* [TRAVAIL À FAIRE]:
• 1. Dans la critique, condensez le paragraphe qui commence par « Ces dragons se comportent » en gardant ses faits essentiels.
• 2. Recopiez fidèlement le passage de la critique allant de « Les griffes et » jusqu'à « normes (enfin, peut-être...). », ces deux bornes comprises.
• 3. Répondez brièvement à partir de la critique :
(a) De quel style est la société dans laquelle évoluent les dragons ?
(b) Quels deux auteurs le lecteur pourrait-il croire lire au départ ?
(c) Quels mythes relatifs aux dragons le roman intègre-t-il ?

* [EXTRAIT FOURNI]:
====================

Les Chroniques de l'Imaginaire

Les griffes et les crocs - Walton, Jo

Attention : il ne faut pas se fier à la jolie couverture qui peut faire croire à un roman tout à fait classique.

Des demandes en mariage, une mère qui ne veut pas que son fils épouse une fille de plus basse extraction, des aristocrates qui ne veulent pas frayer avec des personnes de moindre rang, des trahisons, des procès pour héritage, des soirées où tout le gratin se rue... Vous pensez lire un roman de Jane Austen ou d'Anthony Trollope ?

Pas du tout !
Pas un seul humain n'évolue dans ce roman hors normes (enfin, peut-être...).
Non, ici ce sont des dragons, des dragonnes, des dragonnelles et des dragonnets qui évoluent dans une société de style victorien adaptée à des êtres faits d'écailles et de crocs, qui ont des coutumes à la fois très civilisées et très bestiales.

Ces dragons se comportent comme des humains : ils aiment, ils complotent, ils intentent des procès, ils meurent, ils se fiancent, ils ont des enfants et meurent en couches,... Mais tout cela avec beaucoup de trouvailles toutes plus réjouissantes les unes que les autres ! La plus remarquable étant le cannibalisme qui régit leur société.

La richesse de ce roman est la quantité incroyable de coutumes, de mœurs, mises en scène par l'auteure, toutes plus originales les unes que les autres, mais intégrant aussi de façon originale les mythes relatifs aux dragons : ils crachent du feu, ils vivent très vieux, ils dorment sur des pièces d'or, etc. Et puis d'autres complètement nouvelles, que je ne peux pas dévoiler ici, pour ne pas gâcher la surprise.

C'est un vrai plaisir de découvrir ce monde, cette société entièrement bâtie et pensée par l'auteure. Rien n'a été oublié.

====================

* [ENTRÉES FOURNIES]:
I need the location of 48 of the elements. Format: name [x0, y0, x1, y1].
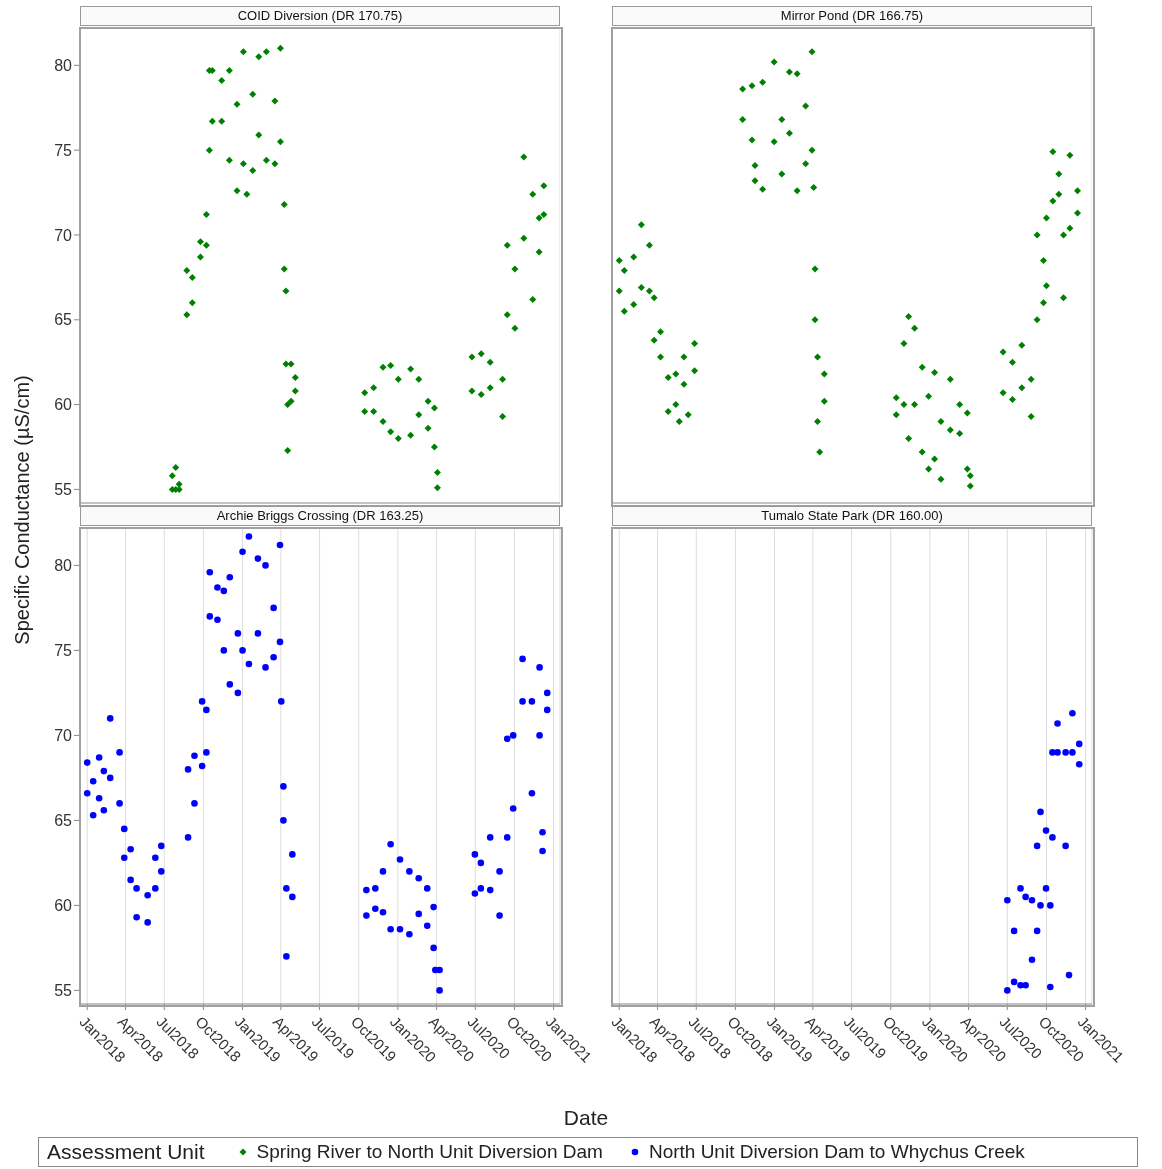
point — [1069, 749, 1076, 756]
point — [1033, 842, 1041, 850]
y-tick-label: 55 — [54, 982, 73, 1000]
point — [1010, 927, 1018, 935]
y-axis-title: Specific Conductance (µS/cm) — [10, 375, 34, 645]
point — [1042, 885, 1050, 892]
y-tick-label: 75 — [54, 642, 73, 660]
point — [1010, 978, 1018, 986]
y-tick-label: 60 — [54, 897, 73, 915]
x-axis-title: Date — [563, 1106, 609, 1130]
y-tick-label: 70 — [54, 727, 73, 745]
y-tick-label: 65 — [54, 812, 73, 830]
y-tick-label: 70 — [54, 226, 73, 244]
chart-title: COID Diversion (DR 170.75) — [80, 6, 560, 26]
y-tick-label: 75 — [54, 141, 73, 159]
y-tick-label: 55 — [54, 481, 73, 499]
legend-title: Assessment Unit — [47, 1140, 205, 1164]
point — [1062, 749, 1069, 756]
point — [1022, 982, 1029, 989]
point — [1047, 902, 1054, 909]
point — [1037, 902, 1044, 909]
point — [1075, 761, 1083, 768]
point — [1075, 740, 1083, 748]
y-tick-label: 80 — [54, 557, 73, 575]
chart-title: Archie Briggs Crossing (DR 163.25) — [80, 506, 560, 526]
chart-title: Tumalo State Park (DR 160.00) — [612, 506, 1092, 526]
point — [1069, 710, 1076, 717]
legend-label: Spring River to North Unit Diversion Dam — [256, 1141, 603, 1163]
point — [1037, 808, 1044, 816]
y-tick-label: 65 — [54, 311, 73, 329]
point — [1028, 897, 1036, 904]
legend-label: North Unit Diversion Dam to Whychus Creek — [648, 1141, 1025, 1163]
point — [1049, 834, 1056, 841]
y-tick-label: 60 — [54, 396, 73, 414]
point — [1065, 971, 1073, 979]
chart-title: Mirror Pond (DR 166.75) — [612, 6, 1092, 26]
point — [1054, 720, 1061, 727]
point — [1017, 885, 1024, 892]
point — [1047, 983, 1054, 991]
point — [1004, 897, 1011, 904]
y-tick-label: 80 — [54, 57, 73, 74]
point — [1004, 987, 1011, 994]
point — [1054, 749, 1061, 756]
point — [1062, 842, 1069, 850]
point — [1042, 827, 1050, 834]
point — [1022, 893, 1029, 901]
point — [1028, 956, 1036, 964]
point — [1033, 927, 1041, 935]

====================

* [LES RÉPONSES]:
• 1. Les dragons vivent comme des humains. Ils aiment, complotent, intentent des procès, se fiancent, ont des enfants et meurent, parfois en couches. Le roman abonde en trouvailles réjouissantes. La plus remarquable est le cannibalisme qui régit leur société.

• 2.
Les griffes et les crocs - Walton, Jo

Attention : il ne faut pas se fier à la jolie couverture qui peut faire croire à un roman tout à fait classique.

Des demandes en mariage, une mère qui ne veut pas que son fils épouse une fille de plus basse extraction, des aristocrates qui ne veulent pas frayer avec des personnes de moindre rang, des trahisons, des procès pour héritage, des soirées où tout le gratin se rue... Vous pensez lire un roman de Jane Austen ou d'Anthony Trollope ?

Pas du tout !
Pas un seul humain n'évolue dans ce roman hors normes (enfin, peut-être...).

• 3.
(a) Une société de style victorien.
(b) Jane Austen et Anthony Trollope.
(c) Les dragons crachent du feu, vivent très vieux et dorment sur des pièces d'or.